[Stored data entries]
______________________________
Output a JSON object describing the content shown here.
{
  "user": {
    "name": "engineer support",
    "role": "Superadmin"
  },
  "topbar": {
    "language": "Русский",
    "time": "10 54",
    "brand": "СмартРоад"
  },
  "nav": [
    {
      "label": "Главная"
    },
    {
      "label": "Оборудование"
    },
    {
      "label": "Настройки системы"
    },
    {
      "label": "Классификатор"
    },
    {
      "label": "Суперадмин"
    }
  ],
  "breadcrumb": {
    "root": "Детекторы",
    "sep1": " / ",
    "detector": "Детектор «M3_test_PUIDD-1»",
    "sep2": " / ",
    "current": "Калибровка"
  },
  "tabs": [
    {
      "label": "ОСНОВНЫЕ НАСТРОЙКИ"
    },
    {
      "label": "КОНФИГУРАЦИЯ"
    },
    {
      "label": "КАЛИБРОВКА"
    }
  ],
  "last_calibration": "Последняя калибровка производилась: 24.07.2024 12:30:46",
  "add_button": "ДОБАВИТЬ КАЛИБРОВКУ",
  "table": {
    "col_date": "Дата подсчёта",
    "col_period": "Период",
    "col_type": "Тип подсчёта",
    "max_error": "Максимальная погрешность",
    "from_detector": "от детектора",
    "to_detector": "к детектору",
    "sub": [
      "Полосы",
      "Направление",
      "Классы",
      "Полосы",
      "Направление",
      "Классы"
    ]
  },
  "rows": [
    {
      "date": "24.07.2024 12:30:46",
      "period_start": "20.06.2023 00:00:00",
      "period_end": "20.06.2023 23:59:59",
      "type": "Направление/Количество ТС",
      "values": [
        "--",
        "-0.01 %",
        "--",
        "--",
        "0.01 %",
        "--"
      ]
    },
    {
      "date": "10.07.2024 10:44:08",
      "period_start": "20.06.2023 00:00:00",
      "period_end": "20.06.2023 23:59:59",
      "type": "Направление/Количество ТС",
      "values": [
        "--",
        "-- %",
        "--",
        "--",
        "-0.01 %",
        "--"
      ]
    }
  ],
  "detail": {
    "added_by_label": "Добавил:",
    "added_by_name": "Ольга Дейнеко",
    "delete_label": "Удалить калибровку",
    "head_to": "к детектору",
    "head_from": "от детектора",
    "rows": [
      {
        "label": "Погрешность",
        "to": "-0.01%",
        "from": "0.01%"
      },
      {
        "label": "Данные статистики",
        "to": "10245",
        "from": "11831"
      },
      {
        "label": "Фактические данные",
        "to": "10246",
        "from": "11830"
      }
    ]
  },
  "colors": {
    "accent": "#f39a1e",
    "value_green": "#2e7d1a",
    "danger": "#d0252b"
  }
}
______________________________
* Aim *
Copy down the whole of the data above, matching it exactly.

* Answer to the problem *
Output a JSON object describing the content shown here.
{
  "user": {
    "name": "engineer support",
    "role": "Superadmin"
  },
  "topbar": {
    "language": "Русский",
    "time": "10 54",
    "brand": "СмартРоад"
  },
  "nav": [
    {
      "label": "Главная"
    },
    {
      "label": "Оборудование"
    },
    {
      "label": "Настройки системы"
    },
    {
      "label": "Классификатор"
    },
    {
      "label": "Суперадмин"
    }
  ],
  "breadcrumb": {
    "root": "Детекторы",
    "sep1": " / ",
    "detector": "Детектор «M3_test_PUIDD-1»",
    "sep2": " / ",
    "current": "Калибровка"
  },
  "tabs": [
    {
      "label": "ОСНОВНЫЕ НАСТРОЙКИ"
    },
    {
      "label": "КОНФИГУРАЦИЯ"
    },
    {
      "label": "КАЛИБРОВКА"
    }
  ],
  "last_calibration": "Последняя калибровка производилась: 24.07.2024 12:30:46",
  "add_button": "ДОБАВИТЬ КАЛИБРОВКУ",
  "table": {
    "col_date": "Дата подсчёта",
    "col_period": "Период",
    "col_type": "Тип подсчёта",
    "max_error": "Максимальная погрешность",
    "from_detector": "от детектора",
    "to_detector": "к детектору",
    "sub": [
      "Полосы",
      "Направление",
      "Классы",
      "Полосы",
      "Направление",
      "Классы"
    ]
  },
  "rows": [
    {
      "date": "24.07.2024 12:30:46",
      "period_start": "20.06.2023 00:00:00",
      "period_end": "20.06.2023 23:59:59",
      "type": "Направление/Количество ТС",
      "values": [
        "--",
        "-0.01 %",
        "--",
        "--",
        "0.01 %",
        "--"
      ]
    },
    {
      "date": "10.07.2024 10:44:08",
      "period_start": "20.06.2023 00:00:00",
      "period_end": "20.06.2023 23:59:59",
      "type": "Направление/Количество ТС",
      "values": [
        "--",
        "-- %",
        "--",
        "--",
        "-0.01 %",
        "--"
      ]
    }
  ],
  "detail": {
    "added_by_label": "Добавил:",
    "added_by_name": "Ольга Дейнеко",
    "delete_label": "Удалить калибровку",
    "head_to": "к детектору",
    "head_from": "от детектора",
    "rows": [
      {
        "label": "Погрешность",
        "to": "-0.01%",
        "from": "0.01%"
      },
      {
        "label": "Данные статистики",
        "to": "10245",
        "from": "11831"
      },
      {
        "label": "Фактические данные",
        "to": "10246",
        "from": "11830"
      }
    ]
  },
  "colors": {
    "accent": "#f39a1e",
    "value_green": "#2e7d1a",
    "danger": "#d0252b"
  }
}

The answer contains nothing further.